-- START OF Excerpted records --
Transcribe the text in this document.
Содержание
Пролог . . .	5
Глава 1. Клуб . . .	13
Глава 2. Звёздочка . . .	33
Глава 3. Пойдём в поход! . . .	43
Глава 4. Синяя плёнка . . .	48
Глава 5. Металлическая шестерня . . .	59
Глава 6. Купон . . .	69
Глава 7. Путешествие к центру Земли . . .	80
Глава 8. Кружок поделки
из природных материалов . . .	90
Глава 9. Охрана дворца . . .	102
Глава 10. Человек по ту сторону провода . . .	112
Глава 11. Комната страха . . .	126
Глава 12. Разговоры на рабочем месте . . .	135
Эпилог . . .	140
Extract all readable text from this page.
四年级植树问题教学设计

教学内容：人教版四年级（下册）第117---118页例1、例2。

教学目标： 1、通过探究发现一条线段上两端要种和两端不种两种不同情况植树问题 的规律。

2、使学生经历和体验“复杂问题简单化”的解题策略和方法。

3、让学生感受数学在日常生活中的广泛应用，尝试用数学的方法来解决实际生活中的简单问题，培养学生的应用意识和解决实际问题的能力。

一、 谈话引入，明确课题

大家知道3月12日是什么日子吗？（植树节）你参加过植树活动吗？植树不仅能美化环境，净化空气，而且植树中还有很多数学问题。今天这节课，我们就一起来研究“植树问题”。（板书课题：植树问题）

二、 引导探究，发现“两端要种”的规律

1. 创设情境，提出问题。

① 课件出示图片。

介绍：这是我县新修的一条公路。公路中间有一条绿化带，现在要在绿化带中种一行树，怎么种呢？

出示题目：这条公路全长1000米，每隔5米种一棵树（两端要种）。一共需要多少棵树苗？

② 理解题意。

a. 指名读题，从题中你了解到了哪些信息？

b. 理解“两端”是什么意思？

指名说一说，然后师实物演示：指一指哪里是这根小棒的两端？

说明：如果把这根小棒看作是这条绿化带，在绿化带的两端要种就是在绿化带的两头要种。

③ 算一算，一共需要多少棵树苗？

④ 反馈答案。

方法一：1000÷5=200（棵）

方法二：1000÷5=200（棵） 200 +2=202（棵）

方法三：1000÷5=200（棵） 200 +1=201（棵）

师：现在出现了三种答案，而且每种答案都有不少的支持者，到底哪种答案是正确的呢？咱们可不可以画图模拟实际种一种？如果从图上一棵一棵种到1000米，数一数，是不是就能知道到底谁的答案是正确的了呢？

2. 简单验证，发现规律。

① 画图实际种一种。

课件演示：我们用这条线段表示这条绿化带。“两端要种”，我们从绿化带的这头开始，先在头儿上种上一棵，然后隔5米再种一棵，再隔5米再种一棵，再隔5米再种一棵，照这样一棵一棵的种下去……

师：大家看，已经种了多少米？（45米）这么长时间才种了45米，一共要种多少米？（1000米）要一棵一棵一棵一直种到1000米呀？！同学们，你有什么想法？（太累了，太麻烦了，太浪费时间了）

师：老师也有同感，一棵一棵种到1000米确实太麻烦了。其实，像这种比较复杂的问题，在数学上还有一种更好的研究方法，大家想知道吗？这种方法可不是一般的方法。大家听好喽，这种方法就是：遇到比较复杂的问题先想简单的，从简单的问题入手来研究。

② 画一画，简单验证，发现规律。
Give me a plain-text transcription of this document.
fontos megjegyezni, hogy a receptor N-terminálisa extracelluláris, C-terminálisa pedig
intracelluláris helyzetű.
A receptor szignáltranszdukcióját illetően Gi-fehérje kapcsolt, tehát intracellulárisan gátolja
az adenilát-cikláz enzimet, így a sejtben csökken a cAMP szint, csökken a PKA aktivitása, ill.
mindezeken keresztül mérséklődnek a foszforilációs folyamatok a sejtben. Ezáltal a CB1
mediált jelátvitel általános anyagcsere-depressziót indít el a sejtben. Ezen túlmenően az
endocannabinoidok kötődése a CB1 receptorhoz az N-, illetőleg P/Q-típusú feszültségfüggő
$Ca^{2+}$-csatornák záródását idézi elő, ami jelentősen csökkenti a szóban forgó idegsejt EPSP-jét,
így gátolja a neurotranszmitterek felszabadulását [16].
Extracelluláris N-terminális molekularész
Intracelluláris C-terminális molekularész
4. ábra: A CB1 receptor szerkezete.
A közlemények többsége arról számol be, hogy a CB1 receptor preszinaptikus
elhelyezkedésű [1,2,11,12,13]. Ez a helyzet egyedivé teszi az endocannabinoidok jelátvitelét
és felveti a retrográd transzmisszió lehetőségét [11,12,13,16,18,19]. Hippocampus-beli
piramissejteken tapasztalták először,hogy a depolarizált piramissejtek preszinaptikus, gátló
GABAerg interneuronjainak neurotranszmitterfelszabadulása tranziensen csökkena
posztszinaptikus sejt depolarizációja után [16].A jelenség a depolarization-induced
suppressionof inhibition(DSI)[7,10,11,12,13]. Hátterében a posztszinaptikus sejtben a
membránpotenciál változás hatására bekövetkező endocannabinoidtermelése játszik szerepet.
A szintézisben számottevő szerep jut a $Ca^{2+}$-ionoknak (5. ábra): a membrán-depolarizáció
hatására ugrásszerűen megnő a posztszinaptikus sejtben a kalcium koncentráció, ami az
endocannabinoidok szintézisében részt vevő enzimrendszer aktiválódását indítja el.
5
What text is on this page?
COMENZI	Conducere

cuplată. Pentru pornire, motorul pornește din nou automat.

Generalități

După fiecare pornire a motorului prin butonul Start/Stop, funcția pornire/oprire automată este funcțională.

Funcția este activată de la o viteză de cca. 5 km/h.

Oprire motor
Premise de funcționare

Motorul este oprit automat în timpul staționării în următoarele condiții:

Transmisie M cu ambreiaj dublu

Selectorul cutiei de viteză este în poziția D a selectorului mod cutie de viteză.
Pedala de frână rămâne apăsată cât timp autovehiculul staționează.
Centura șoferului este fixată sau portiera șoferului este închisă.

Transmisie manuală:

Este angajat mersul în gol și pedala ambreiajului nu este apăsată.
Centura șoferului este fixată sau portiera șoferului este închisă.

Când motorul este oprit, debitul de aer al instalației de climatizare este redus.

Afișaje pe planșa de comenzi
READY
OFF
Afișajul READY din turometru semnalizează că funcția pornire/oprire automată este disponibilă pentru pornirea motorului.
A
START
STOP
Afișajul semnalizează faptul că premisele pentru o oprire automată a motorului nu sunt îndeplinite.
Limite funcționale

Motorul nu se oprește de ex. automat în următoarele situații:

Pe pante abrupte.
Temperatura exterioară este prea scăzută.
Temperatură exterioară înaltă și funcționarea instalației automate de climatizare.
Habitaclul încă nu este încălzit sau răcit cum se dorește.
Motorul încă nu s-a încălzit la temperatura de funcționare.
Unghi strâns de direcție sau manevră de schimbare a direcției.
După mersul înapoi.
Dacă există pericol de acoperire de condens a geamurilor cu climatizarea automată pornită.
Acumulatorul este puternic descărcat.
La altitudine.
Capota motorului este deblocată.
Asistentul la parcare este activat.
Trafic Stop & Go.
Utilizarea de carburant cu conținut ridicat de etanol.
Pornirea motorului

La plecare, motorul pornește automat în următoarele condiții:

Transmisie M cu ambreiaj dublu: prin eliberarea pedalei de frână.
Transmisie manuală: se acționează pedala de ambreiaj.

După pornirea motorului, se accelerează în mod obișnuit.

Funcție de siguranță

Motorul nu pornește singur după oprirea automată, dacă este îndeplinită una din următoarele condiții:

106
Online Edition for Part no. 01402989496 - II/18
-- END OF Excerpted records --
* What you have to do: Write the material out exactly, with nothing left out.

* Solution to the problem:
Transcribe the text in this document.
Содержание
Пролог . . .	5
Глава 1. Клуб . . .	13
Глава 2. Звёздочка . . .	33
Глава 3. Пойдём в поход! . . .	43
Глава 4. Синяя плёнка . . .	48
Глава 5. Металлическая шестерня . . .	59
Глава 6. Купон . . .	69
Глава 7. Путешествие к центру Земли . . .	80
Глава 8. Кружок поделки
из природных материалов . . .	90
Глава 9. Охрана дворца . . .	102
Глава 10. Человек по ту сторону провода . . .	112
Глава 11. Комната страха . . .	126
Глава 12. Разговоры на рабочем месте . . .	135
Эпилог . . .	140
Extract all readable text from this page.
四年级植树问题教学设计

教学内容：人教版四年级（下册）第117---118页例1、例2。

教学目标： 1、通过探究发现一条线段上两端要种和两端不种两种不同情况植树问题 的规律。

2、使学生经历和体验“复杂问题简单化”的解题策略和方法。

3、让学生感受数学在日常生活中的广泛应用，尝试用数学的方法来解决实际生活中的简单问题，培养学生的应用意识和解决实际问题的能力。

一、 谈话引入，明确课题

大家知道3月12日是什么日子吗？（植树节）你参加过植树活动吗？植树不仅能美化环境，净化空气，而且植树中还有很多数学问题。今天这节课，我们就一起来研究“植树问题”。（板书课题：植树问题）

二、 引导探究，发现“两端要种”的规律

1. 创设情境，提出问题。

① 课件出示图片。

介绍：这是我县新修的一条公路。公路中间有一条绿化带，现在要在绿化带中种一行树，怎么种呢？

出示题目：这条公路全长1000米，每隔5米种一棵树（两端要种）。一共需要多少棵树苗？

② 理解题意。

a. 指名读题，从题中你了解到了哪些信息？

b. 理解“两端”是什么意思？

指名说一说，然后师实物演示：指一指哪里是这根小棒的两端？

说明：如果把这根小棒看作是这条绿化带，在绿化带的两端要种就是在绿化带的两头要种。

③ 算一算，一共需要多少棵树苗？

④ 反馈答案。

方法一：1000÷5=200（棵）

方法二：1000÷5=200（棵） 200 +2=202（棵）

方法三：1000÷5=200（棵） 200 +1=201（棵）

师：现在出现了三种答案，而且每种答案都有不少的支持者，到底哪种答案是正确的呢？咱们可不可以画图模拟实际种一种？如果从图上一棵一棵种到1000米，数一数，是不是就能知道到底谁的答案是正确的了呢？

2. 简单验证，发现规律。

① 画图实际种一种。

课件演示：我们用这条线段表示这条绿化带。“两端要种”，我们从绿化带的这头开始，先在头儿上种上一棵，然后隔5米再种一棵，再隔5米再种一棵，再隔5米再种一棵，照这样一棵一棵的种下去……

师：大家看，已经种了多少米？（45米）这么长时间才种了45米，一共要种多少米？（1000米）要一棵一棵一棵一直种到1000米呀？！同学们，你有什么想法？（太累了，太麻烦了，太浪费时间了）

师：老师也有同感，一棵一棵种到1000米确实太麻烦了。其实，像这种比较复杂的问题，在数学上还有一种更好的研究方法，大家想知道吗？这种方法可不是一般的方法。大家听好喽，这种方法就是：遇到比较复杂的问题先想简单的，从简单的问题入手来研究。

② 画一画，简单验证，发现规律。
Give me a plain-text transcription of this document.
fontos megjegyezni, hogy a receptor N-terminálisa extracelluláris, C-terminálisa pedig
intracelluláris helyzetű.
A receptor szignáltranszdukcióját illetően Gi-fehérje kapcsolt, tehát intracellulárisan gátolja
az adenilát-cikláz enzimet, így a sejtben csökken a cAMP szint, csökken a PKA aktivitása, ill.
mindezeken keresztül mérséklődnek a foszforilációs folyamatok a sejtben. Ezáltal a CB1
mediált jelátvitel általános anyagcsere-depressziót indít el a sejtben. Ezen túlmenően az
endocannabinoidok kötődése a CB1 receptorhoz az N-, illetőleg P/Q-típusú feszültségfüggő
$Ca^{2+}$-csatornák záródását idézi elő, ami jelentősen csökkenti a szóban forgó idegsejt EPSP-jét,
így gátolja a neurotranszmitterek felszabadulását [16].
Extracelluláris N-terminális molekularész
Intracelluláris C-terminális molekularész
4. ábra: A CB1 receptor szerkezete.
A közlemények többsége arról számol be, hogy a CB1 receptor preszinaptikus
elhelyezkedésű [1,2,11,12,13]. Ez a helyzet egyedivé teszi az endocannabinoidok jelátvitelét
és felveti a retrográd transzmisszió lehetőségét [11,12,13,16,18,19]. Hippocampus-beli
piramissejteken tapasztalták először,hogy a depolarizált piramissejtek preszinaptikus, gátló
GABAerg interneuronjainak neurotranszmitterfelszabadulása tranziensen csökkena
posztszinaptikus sejt depolarizációja után [16].A jelenség a depolarization-induced
suppressionof inhibition(DSI)[7,10,11,12,13]. Hátterében a posztszinaptikus sejtben a
membránpotenciál változás hatására bekövetkező endocannabinoidtermelése játszik szerepet.
A szintézisben számottevő szerep jut a $Ca^{2+}$-ionoknak (5. ábra): a membrán-depolarizáció
hatására ugrásszerűen megnő a posztszinaptikus sejtben a kalcium koncentráció, ami az
endocannabinoidok szintézisében részt vevő enzimrendszer aktiválódását indítja el.
5
What text is on this page?
COMENZI	Conducere

cuplată. Pentru pornire, motorul pornește din nou automat.

Generalități

După fiecare pornire a motorului prin butonul Start/Stop, funcția pornire/oprire automată este funcțională.

Funcția este activată de la o viteză de cca. 5 km/h.

Oprire motor
Premise de funcționare

Motorul este oprit automat în timpul staționării în următoarele condiții:

Transmisie M cu ambreiaj dublu

Selectorul cutiei de viteză este în poziția D a selectorului mod cutie de viteză.
Pedala de frână rămâne apăsată cât timp autovehiculul staționează.
Centura șoferului este fixată sau portiera șoferului este închisă.

Transmisie manuală:

Este angajat mersul în gol și pedala ambreiajului nu este apăsată.
Centura șoferului este fixată sau portiera șoferului este închisă.

Când motorul este oprit, debitul de aer al instalației de climatizare este redus.

Afișaje pe planșa de comenzi
READY
OFF
Afișajul READY din turometru semnalizează că funcția pornire/oprire automată este disponibilă pentru pornirea motorului.
A
START
STOP
Afișajul semnalizează faptul că premisele pentru o oprire automată a motorului nu sunt îndeplinite.
Limite funcționale

Motorul nu se oprește de ex. automat în următoarele situații:

Pe pante abrupte.
Temperatura exterioară este prea scăzută.
Temperatură exterioară înaltă și funcționarea instalației automate de climatizare.
Habitaclul încă nu este încălzit sau răcit cum se dorește.
Motorul încă nu s-a încălzit la temperatura de funcționare.
Unghi strâns de direcție sau manevră de schimbare a direcției.
După mersul înapoi.
Dacă există pericol de acoperire de condens a geamurilor cu climatizarea automată pornită.
Acumulatorul este puternic descărcat.
La altitudine.
Capota motorului este deblocată.
Asistentul la parcare este activat.
Trafic Stop & Go.
Utilizarea de carburant cu conținut ridicat de etanol.
Pornirea motorului

La plecare, motorul pornește automat în următoarele condiții:

Transmisie M cu ambreiaj dublu: prin eliberarea pedalei de frână.
Transmisie manuală: se acționează pedala de ambreiaj.

După pornirea motorului, se accelerează în mod obișnuit.

Funcție de siguranță

Motorul nu pornește singur după oprirea automată, dacă este îndeplinită una din următoarele condiții:

106
Online Edition for Part no. 01402989496 - II/18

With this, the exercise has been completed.